Text shown:
========================================
# "Dinner" or "Supper" / "Lunch" or "Dinner?"



## cave76 (Feb 17, 2014)

What time of day are these *served* and *called * in YOUR home?

As a kid the evening meal was always around 6 PM because my Dad  got home around 5:30 and it was called supper.  I continued calling it that much later in life although I started calling it dinner more and more. Don't know why. I still interchange them willy nilly.

The noon meal was lunch. Unless it was Sunday. Then it was dinner and supper was supper.


----------



## DaveSoMD (Feb 17, 2014)

Noon-time meal was lunch, evening meal was usually called supper, but not always...we used them interchangeably.  Sunday noon-time meal was definitely Sunday Dinner and evening meal was Sunday Supper.


----------



## Alix (Feb 17, 2014)

Noon meal is always lunch. Evening meal is either supper or dinner, depending on the mood of the person speaking. The terms are interchangeable for us.


----------



## pacanis (Feb 17, 2014)

Breakfast, lunch and supper. And here, too, Sun. after church we went out to dinner. Any other nightime meal was going out to dinner, whereas it was always supper if we stayed home... as far as I can remember.


----------



## Cooking Goddess (Feb 17, 2014)
========================================
Written task 1:
In the meal-names thread, what did DaveSoMD call the noon-time meal on Sundays?
Written task 2:
Write the next part of the meal-names thread, picking up from the point where it stops.
The listing is separate material with no connection to the meal-names thread.

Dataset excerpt
========================================
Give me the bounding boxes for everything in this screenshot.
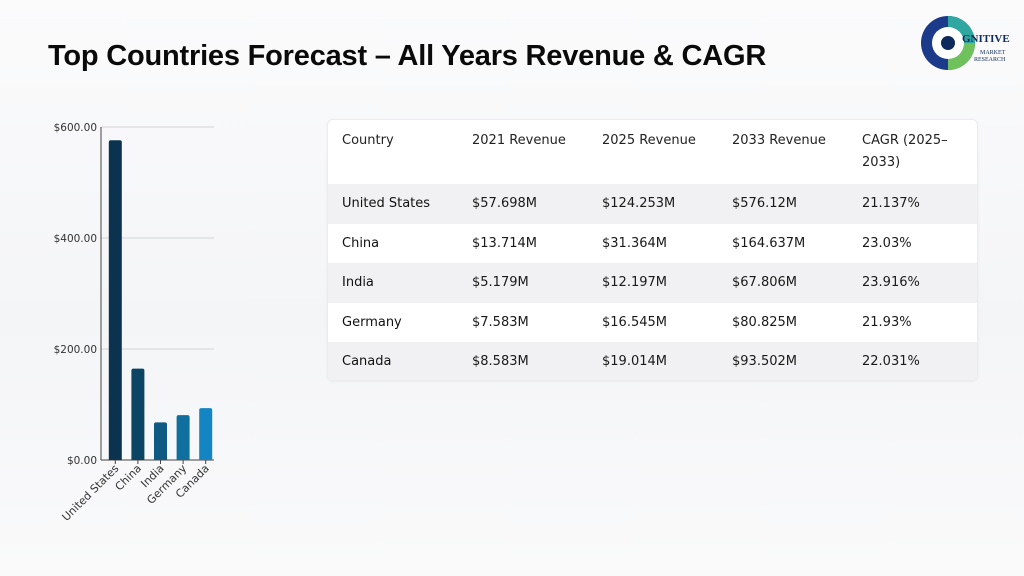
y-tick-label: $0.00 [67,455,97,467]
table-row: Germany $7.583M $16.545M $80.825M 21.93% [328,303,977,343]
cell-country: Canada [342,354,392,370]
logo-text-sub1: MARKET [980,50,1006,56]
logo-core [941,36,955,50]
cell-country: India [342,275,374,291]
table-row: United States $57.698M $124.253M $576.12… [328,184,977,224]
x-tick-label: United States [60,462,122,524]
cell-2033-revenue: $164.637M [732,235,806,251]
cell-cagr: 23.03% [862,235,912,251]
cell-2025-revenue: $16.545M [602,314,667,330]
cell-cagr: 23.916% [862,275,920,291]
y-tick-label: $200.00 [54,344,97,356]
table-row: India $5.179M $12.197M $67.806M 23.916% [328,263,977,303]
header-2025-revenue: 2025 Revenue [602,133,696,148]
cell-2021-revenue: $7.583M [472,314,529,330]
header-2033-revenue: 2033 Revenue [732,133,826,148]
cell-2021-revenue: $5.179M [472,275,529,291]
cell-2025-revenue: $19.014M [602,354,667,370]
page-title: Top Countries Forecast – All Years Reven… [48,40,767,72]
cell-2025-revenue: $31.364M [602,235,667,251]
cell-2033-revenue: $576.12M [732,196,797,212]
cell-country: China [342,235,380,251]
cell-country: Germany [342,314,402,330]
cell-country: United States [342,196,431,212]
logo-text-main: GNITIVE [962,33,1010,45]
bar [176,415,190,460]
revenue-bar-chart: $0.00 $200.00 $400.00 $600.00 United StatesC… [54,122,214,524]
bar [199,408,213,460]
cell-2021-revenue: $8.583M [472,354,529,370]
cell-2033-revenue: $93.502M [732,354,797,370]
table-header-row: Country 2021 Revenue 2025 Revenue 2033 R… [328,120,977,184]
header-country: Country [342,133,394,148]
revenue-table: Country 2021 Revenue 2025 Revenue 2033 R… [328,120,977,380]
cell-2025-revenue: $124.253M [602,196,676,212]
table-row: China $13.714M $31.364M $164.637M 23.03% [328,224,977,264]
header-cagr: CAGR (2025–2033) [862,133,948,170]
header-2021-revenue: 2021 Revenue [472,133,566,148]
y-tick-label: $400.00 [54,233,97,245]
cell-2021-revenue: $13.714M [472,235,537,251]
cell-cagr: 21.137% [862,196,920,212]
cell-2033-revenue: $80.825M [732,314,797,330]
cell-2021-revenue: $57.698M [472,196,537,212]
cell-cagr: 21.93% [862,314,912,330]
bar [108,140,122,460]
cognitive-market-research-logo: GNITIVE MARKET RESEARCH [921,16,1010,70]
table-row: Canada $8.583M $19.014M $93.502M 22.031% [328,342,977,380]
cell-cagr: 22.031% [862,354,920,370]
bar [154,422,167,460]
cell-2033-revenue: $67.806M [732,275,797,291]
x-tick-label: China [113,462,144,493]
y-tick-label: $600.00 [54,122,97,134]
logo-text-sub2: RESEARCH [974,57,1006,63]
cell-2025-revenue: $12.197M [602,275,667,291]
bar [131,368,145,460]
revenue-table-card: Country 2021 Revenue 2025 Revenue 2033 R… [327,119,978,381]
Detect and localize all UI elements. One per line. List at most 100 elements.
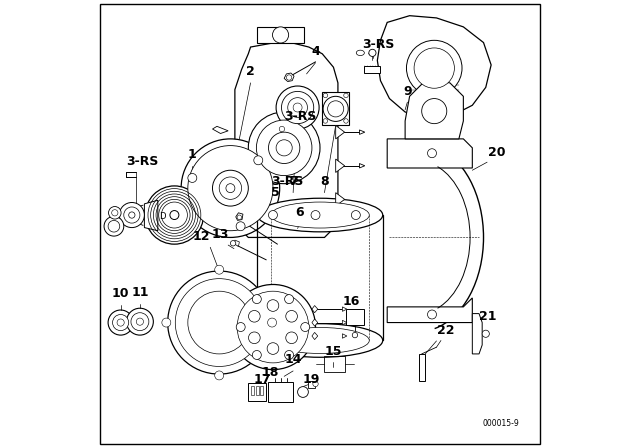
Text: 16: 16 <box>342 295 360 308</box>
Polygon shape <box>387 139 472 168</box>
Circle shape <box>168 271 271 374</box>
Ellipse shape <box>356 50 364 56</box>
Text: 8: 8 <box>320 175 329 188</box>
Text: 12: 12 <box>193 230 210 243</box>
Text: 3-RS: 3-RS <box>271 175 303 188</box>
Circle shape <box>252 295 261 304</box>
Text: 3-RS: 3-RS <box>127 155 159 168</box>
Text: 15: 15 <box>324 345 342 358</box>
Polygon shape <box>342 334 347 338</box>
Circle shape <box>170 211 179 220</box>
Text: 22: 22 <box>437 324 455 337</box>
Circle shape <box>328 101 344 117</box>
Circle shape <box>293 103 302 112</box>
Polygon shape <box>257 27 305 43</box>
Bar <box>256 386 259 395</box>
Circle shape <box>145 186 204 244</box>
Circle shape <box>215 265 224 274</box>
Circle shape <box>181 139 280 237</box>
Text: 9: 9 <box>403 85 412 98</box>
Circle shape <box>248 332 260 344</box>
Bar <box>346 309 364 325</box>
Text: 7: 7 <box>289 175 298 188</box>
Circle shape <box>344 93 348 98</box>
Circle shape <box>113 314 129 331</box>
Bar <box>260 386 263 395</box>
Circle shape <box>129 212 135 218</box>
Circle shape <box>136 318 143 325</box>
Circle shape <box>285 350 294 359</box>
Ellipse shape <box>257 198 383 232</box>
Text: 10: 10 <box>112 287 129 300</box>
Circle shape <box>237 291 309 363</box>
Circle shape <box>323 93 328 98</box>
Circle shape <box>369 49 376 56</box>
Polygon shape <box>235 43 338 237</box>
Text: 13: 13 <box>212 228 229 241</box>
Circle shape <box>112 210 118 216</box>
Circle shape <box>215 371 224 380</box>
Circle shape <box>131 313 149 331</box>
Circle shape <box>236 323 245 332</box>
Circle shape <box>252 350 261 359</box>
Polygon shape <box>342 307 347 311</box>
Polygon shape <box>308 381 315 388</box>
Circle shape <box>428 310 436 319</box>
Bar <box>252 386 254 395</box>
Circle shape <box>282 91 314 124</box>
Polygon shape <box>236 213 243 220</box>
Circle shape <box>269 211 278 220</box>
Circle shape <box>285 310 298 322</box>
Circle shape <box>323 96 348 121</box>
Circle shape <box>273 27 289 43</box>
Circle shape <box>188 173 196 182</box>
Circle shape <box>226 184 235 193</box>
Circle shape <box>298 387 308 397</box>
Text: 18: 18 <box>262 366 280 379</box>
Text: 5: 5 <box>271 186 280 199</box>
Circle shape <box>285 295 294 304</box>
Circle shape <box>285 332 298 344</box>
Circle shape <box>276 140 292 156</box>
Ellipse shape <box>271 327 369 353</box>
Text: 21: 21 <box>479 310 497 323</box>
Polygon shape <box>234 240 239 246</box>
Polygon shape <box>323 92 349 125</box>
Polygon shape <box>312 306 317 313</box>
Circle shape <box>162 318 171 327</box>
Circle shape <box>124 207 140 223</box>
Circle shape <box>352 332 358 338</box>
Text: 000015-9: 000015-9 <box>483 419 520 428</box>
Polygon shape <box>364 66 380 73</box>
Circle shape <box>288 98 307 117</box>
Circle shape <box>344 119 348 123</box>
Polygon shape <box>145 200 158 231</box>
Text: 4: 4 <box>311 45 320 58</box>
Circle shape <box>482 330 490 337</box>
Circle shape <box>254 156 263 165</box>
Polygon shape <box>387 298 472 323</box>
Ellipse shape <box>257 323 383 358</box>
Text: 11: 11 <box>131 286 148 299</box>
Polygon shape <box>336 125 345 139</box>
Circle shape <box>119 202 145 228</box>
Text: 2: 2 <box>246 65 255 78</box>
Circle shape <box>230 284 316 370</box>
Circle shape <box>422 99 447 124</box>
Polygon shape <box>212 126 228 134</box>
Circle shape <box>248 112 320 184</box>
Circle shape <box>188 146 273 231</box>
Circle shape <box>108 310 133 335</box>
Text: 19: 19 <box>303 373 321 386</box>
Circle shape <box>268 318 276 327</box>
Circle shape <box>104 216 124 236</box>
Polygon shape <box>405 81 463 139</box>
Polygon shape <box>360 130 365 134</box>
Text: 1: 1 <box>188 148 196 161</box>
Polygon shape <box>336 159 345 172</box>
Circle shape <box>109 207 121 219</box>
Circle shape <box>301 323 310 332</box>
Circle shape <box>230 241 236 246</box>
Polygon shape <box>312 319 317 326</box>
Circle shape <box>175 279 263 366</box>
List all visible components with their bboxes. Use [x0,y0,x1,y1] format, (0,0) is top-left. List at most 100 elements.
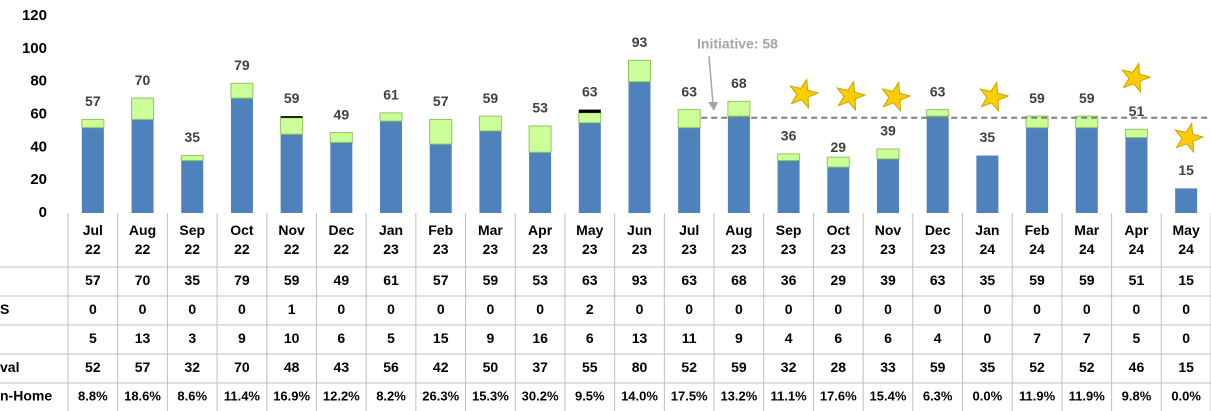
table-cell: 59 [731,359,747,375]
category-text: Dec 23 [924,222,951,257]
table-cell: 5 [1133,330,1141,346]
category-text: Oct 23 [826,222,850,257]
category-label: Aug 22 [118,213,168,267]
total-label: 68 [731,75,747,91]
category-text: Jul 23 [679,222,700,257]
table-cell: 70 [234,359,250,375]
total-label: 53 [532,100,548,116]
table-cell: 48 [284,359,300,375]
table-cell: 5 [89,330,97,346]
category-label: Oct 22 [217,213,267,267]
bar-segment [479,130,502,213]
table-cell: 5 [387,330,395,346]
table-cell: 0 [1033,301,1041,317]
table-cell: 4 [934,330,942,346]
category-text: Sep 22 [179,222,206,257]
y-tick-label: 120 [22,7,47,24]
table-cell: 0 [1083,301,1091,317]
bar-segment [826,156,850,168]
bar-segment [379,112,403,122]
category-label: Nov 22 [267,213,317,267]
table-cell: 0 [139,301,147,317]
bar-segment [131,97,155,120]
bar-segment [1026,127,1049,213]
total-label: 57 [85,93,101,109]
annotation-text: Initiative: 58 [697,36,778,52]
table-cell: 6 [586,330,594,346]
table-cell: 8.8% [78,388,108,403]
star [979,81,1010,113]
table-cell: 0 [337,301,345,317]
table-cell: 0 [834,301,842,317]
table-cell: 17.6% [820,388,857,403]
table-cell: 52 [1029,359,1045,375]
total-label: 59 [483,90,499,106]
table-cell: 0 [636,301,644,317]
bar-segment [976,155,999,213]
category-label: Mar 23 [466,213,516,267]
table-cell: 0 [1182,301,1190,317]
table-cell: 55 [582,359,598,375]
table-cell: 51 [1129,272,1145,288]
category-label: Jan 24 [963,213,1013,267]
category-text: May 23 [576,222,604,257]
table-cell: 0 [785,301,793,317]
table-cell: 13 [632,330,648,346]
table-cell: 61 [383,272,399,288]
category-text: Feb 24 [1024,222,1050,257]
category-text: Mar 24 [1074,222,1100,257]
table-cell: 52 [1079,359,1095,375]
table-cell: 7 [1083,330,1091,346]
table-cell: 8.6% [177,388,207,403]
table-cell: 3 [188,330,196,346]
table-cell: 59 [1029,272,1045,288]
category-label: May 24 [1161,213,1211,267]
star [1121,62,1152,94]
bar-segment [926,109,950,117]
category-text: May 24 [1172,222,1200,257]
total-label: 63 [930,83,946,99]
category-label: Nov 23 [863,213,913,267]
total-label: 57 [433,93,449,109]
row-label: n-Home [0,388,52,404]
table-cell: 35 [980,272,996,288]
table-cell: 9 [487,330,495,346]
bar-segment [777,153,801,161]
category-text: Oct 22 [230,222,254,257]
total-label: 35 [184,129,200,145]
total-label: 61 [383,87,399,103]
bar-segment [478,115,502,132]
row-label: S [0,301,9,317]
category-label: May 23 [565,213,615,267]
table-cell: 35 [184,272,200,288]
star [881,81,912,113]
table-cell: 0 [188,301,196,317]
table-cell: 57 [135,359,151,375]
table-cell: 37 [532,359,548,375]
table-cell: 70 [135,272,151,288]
========================================
Response 1:
Sunday Dinner.

Response 2:
Lunch is the meal at noonish. Like at Alix's, we will change up dinner and supper. It usually depends on the complexity of the meal. Potatoes and hot dogs is definitely supper, but a stuffed pork tenderloin with a Hasselback potato and asparagus spears with hollandaise sauce would be a dinner no matter what time you served it! We usually do reserve the term "dinner" for the more formal occasions too. It's never "Christmas supper".


----------



## Dawgluver (Feb 17, 2014)

Supper and dinner, I've always used interchangeably.  My Canadian mother felt there was a clear distinction between the two, but I never understood her reasoning.  DH always asks, "What's for supper?"  We go out for dinner.

Lunch is noonish.


----------



## Andy M. (Feb 17, 2014)

Lunch and dinner or supper.  

I believe the rule is:  If you have your big meal of the day at noon, it's dinner and the evening meal is supper.  Otherwise, the evening meal is dinner.


----------



## Aunt Bea (Feb 17, 2014)

When I was a kid the noon time meal was dinner and the evening meal was tea.  

Today I do dinner at noon and supper at night.

I agree with Andy, to me dinner is the main meal of the day and lunch or supper is a smaller meal.


----------



## cave76 (Feb 17, 2014)

I'd always wondered about 'tea' for UK people. I always thought it was tea (duh) with maybe some cake or cookies or a few finger sandwiches. Just to hold you over until a late dinner.

To add to the confusion, my mid-western farm relatives (that we visited often) would have a fairly large meal (meat, potatoes, cooked vegetables) for the men who had been working  hard all day. Then a lunch. Bigger meal. Then another meal around 3 p.m. Then supper at 5-6.

THEN before bed (which was early) a supper of warm milk, fresh from the cow, warm homemade bread, fresh from the oven to hold you over until breakfast at about 5 a.m. which was so huge I don't have the energy to type it all!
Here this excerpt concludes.